§ WHAT TO PRODUCE: From the records, pick out and copy each line containing "this".

(Some records)
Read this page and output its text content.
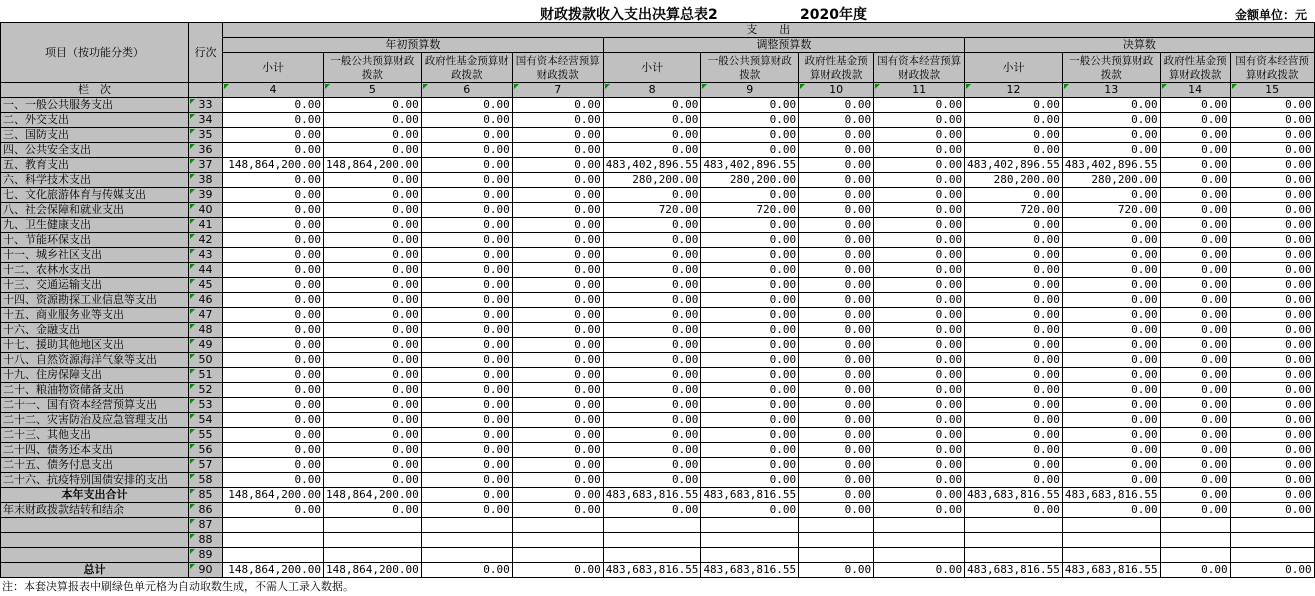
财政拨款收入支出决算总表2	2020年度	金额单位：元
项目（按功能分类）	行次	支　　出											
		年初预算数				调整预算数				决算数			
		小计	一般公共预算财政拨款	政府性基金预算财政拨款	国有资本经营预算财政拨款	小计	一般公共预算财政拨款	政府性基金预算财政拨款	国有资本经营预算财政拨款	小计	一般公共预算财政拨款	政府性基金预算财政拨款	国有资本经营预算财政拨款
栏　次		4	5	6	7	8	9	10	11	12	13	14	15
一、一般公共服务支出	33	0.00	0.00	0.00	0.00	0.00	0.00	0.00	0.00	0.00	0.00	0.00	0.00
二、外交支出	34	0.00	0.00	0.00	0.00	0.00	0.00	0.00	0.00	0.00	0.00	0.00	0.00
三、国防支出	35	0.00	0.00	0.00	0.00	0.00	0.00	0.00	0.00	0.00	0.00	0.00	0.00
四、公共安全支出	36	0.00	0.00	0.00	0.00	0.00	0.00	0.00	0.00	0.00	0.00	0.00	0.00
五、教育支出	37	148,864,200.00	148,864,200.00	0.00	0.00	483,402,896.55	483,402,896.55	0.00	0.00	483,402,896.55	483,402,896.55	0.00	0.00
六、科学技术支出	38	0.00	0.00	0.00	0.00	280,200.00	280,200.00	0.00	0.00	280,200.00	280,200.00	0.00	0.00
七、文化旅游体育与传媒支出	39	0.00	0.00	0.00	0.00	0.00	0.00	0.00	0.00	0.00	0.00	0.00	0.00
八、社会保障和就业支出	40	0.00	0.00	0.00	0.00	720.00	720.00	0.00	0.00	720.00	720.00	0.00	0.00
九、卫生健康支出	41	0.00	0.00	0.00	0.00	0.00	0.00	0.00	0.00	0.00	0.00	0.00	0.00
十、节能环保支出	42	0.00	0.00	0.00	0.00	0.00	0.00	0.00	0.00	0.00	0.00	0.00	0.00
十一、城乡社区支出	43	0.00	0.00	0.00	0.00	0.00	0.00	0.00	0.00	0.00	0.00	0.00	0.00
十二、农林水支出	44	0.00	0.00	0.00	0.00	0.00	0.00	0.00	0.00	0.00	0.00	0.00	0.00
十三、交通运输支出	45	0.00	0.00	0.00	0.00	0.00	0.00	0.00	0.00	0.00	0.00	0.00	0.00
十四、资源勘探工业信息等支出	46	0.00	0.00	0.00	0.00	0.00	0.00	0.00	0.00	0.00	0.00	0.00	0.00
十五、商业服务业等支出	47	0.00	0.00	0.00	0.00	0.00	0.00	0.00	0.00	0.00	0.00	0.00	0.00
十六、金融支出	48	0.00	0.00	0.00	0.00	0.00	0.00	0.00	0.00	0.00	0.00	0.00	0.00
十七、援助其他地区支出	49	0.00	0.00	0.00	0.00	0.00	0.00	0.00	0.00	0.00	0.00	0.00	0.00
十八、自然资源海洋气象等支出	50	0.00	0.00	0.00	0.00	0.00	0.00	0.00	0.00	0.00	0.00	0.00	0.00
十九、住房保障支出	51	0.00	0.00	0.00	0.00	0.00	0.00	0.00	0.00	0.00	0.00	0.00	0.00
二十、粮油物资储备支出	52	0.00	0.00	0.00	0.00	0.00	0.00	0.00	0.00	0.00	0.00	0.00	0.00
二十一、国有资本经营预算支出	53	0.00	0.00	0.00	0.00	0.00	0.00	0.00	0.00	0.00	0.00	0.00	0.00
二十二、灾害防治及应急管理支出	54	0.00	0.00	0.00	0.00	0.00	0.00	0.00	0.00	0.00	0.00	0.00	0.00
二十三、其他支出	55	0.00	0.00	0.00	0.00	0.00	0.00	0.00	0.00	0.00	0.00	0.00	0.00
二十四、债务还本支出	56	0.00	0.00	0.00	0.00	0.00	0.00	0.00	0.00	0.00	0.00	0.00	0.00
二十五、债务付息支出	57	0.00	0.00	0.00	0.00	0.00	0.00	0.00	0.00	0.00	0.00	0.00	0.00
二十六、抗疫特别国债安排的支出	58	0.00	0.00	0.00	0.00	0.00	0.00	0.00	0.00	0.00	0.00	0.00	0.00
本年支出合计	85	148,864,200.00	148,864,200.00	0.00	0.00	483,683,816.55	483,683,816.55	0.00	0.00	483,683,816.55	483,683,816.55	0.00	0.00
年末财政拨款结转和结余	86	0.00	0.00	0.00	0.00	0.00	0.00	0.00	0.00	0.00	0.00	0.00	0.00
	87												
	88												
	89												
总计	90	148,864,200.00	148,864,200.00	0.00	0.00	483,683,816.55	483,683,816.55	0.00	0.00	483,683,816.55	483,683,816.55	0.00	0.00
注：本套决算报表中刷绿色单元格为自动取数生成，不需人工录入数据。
==
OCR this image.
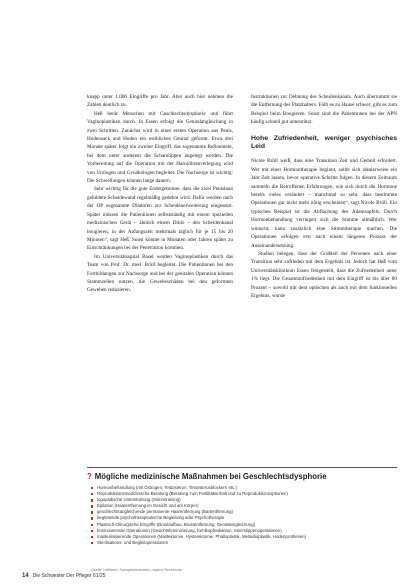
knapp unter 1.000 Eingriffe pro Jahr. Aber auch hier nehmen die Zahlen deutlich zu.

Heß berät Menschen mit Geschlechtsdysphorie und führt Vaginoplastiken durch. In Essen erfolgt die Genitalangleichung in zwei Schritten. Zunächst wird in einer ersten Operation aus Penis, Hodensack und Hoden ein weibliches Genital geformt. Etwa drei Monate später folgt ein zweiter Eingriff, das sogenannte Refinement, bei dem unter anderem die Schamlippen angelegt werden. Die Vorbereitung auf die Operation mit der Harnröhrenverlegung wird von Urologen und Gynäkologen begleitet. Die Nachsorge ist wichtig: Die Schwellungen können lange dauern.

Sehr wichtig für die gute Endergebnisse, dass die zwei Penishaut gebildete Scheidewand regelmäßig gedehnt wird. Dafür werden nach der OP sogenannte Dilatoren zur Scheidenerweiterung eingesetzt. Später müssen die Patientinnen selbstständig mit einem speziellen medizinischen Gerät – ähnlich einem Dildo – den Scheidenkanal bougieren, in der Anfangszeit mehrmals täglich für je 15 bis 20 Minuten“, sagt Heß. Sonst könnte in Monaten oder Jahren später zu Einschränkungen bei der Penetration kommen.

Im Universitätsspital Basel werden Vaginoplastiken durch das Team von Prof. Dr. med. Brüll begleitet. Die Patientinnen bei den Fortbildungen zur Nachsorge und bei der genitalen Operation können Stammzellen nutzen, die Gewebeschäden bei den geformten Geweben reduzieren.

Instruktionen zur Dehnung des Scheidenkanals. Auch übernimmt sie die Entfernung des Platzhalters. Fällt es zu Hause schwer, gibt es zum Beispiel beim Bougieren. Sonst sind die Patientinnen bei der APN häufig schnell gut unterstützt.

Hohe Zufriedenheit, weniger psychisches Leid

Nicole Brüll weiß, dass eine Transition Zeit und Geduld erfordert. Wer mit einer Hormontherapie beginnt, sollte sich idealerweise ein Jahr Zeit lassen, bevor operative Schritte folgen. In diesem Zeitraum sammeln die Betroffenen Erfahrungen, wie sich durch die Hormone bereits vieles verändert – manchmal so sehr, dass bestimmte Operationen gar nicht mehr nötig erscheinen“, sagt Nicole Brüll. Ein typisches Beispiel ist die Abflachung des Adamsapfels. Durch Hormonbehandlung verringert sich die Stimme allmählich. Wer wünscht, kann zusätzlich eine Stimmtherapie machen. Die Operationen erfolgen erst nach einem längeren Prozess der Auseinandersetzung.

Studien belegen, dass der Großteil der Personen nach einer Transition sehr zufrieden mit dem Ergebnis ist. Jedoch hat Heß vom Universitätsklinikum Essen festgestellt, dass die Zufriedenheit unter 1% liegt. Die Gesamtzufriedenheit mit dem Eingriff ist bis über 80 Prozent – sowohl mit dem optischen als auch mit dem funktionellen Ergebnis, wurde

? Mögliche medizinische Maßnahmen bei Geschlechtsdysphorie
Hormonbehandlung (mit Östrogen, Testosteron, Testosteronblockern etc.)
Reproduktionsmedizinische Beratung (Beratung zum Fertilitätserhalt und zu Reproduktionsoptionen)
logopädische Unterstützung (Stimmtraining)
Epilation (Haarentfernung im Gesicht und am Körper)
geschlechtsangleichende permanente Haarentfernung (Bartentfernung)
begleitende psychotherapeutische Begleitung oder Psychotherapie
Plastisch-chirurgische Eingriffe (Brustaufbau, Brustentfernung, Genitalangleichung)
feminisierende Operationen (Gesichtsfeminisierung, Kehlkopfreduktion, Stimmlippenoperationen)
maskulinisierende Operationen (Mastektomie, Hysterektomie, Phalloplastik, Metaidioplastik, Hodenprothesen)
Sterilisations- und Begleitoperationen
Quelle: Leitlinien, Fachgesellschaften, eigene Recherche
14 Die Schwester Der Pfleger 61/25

§ OUTPUT OF THE EXERCISE:
Read this page and output its text content.
OCR this image.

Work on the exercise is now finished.